## start Stored records
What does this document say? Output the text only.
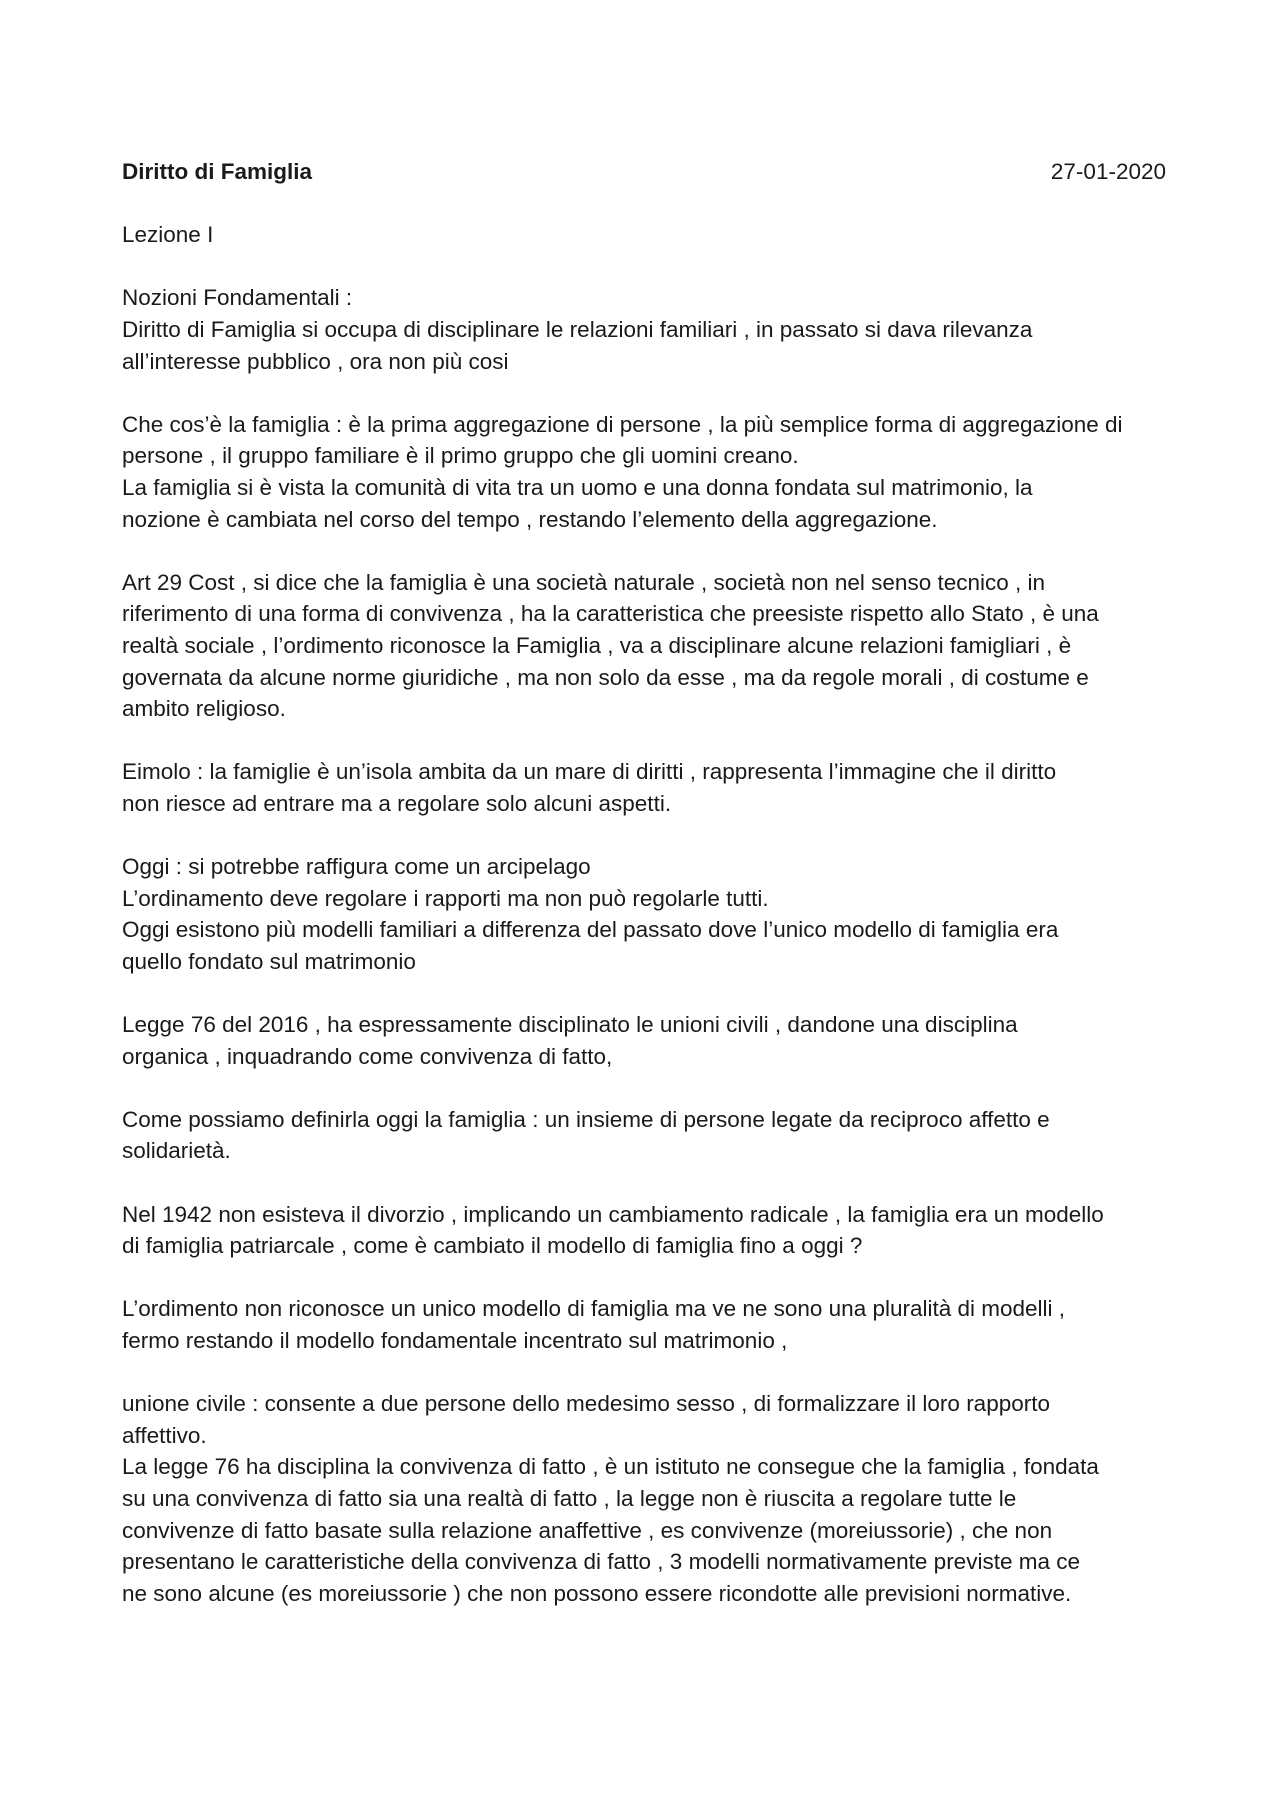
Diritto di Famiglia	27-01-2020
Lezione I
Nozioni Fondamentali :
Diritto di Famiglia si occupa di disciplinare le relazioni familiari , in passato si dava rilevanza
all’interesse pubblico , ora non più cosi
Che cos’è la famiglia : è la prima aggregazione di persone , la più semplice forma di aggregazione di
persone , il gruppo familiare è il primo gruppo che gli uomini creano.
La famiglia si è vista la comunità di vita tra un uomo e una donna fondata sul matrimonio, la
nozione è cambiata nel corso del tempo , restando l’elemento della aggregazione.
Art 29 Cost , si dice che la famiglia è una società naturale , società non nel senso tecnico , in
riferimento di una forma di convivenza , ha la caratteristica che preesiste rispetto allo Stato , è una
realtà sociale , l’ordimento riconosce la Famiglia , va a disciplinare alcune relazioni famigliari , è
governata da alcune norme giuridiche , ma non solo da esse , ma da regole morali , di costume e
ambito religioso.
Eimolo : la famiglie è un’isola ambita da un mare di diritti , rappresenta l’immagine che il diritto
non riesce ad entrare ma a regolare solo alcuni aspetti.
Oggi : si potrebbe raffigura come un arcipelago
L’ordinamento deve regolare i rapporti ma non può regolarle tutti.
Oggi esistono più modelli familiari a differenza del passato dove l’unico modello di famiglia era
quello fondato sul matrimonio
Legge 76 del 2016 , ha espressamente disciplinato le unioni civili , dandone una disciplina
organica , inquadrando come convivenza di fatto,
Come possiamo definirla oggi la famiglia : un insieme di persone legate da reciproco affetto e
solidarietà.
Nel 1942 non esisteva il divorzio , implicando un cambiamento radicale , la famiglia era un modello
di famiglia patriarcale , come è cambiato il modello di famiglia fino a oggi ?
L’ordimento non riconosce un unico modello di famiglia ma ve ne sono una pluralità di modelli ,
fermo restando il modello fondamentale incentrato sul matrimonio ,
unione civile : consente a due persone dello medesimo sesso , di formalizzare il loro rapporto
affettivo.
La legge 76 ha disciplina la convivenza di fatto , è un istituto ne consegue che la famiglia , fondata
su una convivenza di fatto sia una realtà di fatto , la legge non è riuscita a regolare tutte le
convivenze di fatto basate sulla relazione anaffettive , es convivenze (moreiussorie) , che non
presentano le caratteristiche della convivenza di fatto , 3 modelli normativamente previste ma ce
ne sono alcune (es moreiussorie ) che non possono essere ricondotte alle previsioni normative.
## end Stored records
# Problem details
Return the listing above in full and without alteration, excluding its pictures.

# The reply
What does this document say? Output the text only.
Diritto di Famiglia	27-01-2020
Lezione I
Nozioni Fondamentali :
Diritto di Famiglia si occupa di disciplinare le relazioni familiari , in passato si dava rilevanza
all’interesse pubblico , ora non più cosi
Che cos’è la famiglia : è la prima aggregazione di persone , la più semplice forma di aggregazione di
persone , il gruppo familiare è il primo gruppo che gli uomini creano.
La famiglia si è vista la comunità di vita tra un uomo e una donna fondata sul matrimonio, la
nozione è cambiata nel corso del tempo , restando l’elemento della aggregazione.
Art 29 Cost , si dice che la famiglia è una società naturale , società non nel senso tecnico , in
riferimento di una forma di convivenza , ha la caratteristica che preesiste rispetto allo Stato , è una
realtà sociale , l’ordimento riconosce la Famiglia , va a disciplinare alcune relazioni famigliari , è
governata da alcune norme giuridiche , ma non solo da esse , ma da regole morali , di costume e
ambito religioso.
Eimolo : la famiglie è un’isola ambita da un mare di diritti , rappresenta l’immagine che il diritto
non riesce ad entrare ma a regolare solo alcuni aspetti.
Oggi : si potrebbe raffigura come un arcipelago
L’ordinamento deve regolare i rapporti ma non può regolarle tutti.
Oggi esistono più modelli familiari a differenza del passato dove l’unico modello di famiglia era
quello fondato sul matrimonio
Legge 76 del 2016 , ha espressamente disciplinato le unioni civili , dandone una disciplina
organica , inquadrando come convivenza di fatto,
Come possiamo definirla oggi la famiglia : un insieme di persone legate da reciproco affetto e
solidarietà.
Nel 1942 non esisteva il divorzio , implicando un cambiamento radicale , la famiglia era un modello
di famiglia patriarcale , come è cambiato il modello di famiglia fino a oggi ?
L’ordimento non riconosce un unico modello di famiglia ma ve ne sono una pluralità di modelli ,
fermo restando il modello fondamentale incentrato sul matrimonio ,
unione civile : consente a due persone dello medesimo sesso , di formalizzare il loro rapporto
affettivo.
La legge 76 ha disciplina la convivenza di fatto , è un istituto ne consegue che la famiglia , fondata
su una convivenza di fatto sia una realtà di fatto , la legge non è riuscita a regolare tutte le
convivenze di fatto basate sulla relazione anaffettive , es convivenze (moreiussorie) , che non
presentano le caratteristiche della convivenza di fatto , 3 modelli normativamente previste ma ce
ne sono alcune (es moreiussorie ) che non possono essere ricondotte alle previsioni normative.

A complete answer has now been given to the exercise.